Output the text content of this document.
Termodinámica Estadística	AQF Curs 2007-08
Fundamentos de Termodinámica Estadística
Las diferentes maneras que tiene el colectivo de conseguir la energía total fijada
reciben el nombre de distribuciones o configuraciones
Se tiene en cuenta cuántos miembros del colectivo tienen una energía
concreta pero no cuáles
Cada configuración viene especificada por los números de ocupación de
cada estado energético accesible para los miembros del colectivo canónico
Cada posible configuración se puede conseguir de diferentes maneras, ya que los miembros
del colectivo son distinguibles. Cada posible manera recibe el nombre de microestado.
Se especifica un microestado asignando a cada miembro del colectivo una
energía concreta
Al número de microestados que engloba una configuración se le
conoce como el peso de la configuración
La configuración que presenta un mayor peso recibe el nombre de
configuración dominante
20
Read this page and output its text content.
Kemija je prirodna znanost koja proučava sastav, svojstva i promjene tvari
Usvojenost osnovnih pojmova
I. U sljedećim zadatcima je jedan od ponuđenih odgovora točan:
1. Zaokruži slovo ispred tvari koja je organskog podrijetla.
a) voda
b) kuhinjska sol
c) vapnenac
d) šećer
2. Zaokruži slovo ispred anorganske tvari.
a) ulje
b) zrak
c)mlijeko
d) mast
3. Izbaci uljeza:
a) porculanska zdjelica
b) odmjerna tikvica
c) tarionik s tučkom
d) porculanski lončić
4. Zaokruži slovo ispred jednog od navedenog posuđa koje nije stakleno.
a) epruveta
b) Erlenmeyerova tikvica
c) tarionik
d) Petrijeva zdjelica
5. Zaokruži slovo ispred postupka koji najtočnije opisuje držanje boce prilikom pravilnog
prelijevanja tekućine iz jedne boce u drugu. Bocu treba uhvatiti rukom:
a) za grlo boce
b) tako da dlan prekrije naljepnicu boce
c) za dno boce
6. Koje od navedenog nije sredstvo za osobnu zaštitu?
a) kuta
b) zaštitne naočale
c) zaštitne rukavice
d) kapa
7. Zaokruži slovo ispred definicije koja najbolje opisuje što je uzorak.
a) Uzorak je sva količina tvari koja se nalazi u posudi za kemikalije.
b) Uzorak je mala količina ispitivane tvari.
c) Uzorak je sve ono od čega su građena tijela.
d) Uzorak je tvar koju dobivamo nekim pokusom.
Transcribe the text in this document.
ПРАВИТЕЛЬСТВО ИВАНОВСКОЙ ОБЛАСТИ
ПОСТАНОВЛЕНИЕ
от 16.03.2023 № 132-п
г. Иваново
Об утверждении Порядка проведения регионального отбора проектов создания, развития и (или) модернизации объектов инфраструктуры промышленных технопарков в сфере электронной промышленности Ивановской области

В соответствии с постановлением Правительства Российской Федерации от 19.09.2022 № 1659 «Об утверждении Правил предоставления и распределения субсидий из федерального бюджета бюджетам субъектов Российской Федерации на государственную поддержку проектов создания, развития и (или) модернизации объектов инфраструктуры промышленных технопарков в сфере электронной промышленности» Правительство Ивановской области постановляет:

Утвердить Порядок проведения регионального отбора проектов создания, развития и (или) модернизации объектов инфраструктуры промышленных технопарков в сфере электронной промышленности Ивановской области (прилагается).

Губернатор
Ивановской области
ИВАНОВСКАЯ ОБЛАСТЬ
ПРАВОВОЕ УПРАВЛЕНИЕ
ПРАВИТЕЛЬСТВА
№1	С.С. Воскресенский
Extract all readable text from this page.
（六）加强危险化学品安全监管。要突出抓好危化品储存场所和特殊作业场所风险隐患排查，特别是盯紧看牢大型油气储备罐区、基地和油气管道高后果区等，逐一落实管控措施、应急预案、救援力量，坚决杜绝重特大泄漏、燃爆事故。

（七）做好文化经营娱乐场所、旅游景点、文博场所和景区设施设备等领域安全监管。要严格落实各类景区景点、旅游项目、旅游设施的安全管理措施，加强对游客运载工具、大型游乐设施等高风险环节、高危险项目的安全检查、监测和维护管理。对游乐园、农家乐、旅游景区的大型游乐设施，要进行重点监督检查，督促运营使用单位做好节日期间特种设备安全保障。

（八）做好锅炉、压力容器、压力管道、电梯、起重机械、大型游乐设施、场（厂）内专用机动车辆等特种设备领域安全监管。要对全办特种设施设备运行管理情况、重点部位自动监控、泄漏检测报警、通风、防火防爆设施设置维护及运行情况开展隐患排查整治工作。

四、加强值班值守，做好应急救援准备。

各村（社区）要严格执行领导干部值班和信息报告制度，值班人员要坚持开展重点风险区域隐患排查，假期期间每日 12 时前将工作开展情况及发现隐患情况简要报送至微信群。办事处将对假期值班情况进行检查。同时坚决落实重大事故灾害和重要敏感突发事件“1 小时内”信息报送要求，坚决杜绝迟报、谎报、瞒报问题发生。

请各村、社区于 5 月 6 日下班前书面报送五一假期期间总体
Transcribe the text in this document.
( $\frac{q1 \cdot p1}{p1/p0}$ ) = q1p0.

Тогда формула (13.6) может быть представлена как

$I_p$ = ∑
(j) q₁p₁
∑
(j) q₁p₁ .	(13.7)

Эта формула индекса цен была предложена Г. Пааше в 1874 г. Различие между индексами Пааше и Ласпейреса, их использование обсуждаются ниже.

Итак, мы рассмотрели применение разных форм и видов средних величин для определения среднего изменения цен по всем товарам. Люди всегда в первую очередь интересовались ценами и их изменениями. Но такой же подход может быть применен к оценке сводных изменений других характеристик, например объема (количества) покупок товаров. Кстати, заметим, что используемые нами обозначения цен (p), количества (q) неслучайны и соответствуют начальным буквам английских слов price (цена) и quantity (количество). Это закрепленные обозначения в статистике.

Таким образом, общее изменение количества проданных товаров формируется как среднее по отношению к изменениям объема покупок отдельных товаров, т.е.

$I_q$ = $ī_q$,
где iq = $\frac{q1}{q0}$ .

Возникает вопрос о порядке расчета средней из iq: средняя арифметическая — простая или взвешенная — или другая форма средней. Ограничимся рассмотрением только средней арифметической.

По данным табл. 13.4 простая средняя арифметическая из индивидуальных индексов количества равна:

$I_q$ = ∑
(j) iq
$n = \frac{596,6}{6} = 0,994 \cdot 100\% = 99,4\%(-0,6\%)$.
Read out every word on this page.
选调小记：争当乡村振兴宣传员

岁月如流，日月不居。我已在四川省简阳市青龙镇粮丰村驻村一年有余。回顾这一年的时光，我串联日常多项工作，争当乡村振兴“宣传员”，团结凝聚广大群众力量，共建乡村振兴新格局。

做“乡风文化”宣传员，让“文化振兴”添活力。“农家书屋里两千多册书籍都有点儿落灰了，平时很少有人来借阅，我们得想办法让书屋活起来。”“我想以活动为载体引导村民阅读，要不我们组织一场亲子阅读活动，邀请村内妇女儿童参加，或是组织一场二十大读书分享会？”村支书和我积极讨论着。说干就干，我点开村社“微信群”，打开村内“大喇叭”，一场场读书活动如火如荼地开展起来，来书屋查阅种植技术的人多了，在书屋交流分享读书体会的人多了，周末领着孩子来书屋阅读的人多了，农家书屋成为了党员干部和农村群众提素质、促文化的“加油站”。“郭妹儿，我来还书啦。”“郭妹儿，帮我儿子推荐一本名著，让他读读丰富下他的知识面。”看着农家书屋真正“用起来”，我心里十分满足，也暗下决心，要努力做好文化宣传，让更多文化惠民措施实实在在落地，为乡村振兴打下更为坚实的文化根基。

____

▸ Required work: Each line in the data that holds the string "покупок" should be found and copied.

▸ Solution for this task:
Итак, мы рассмотрели применение разных форм и видов средних величин для определения среднего изменения цен по всем товарам. Люди всегда в первую очередь интересовались ценами и их изменениями. Но такой же подход может быть применен к оценке сводных изменений других характеристик, например объема (количества) покупок товаров. Кстати, заметим, что используемые нами обозначения цен (p), количества (q) неслучайны и соответствуют начальным буквам английских слов price (цена) и quantity (количество). Это закрепленные обозначения в статистике.
Таким образом, общее изменение количества проданных товаров формируется как среднее по отношению к изменениям объема покупок отдельных товаров, т.е.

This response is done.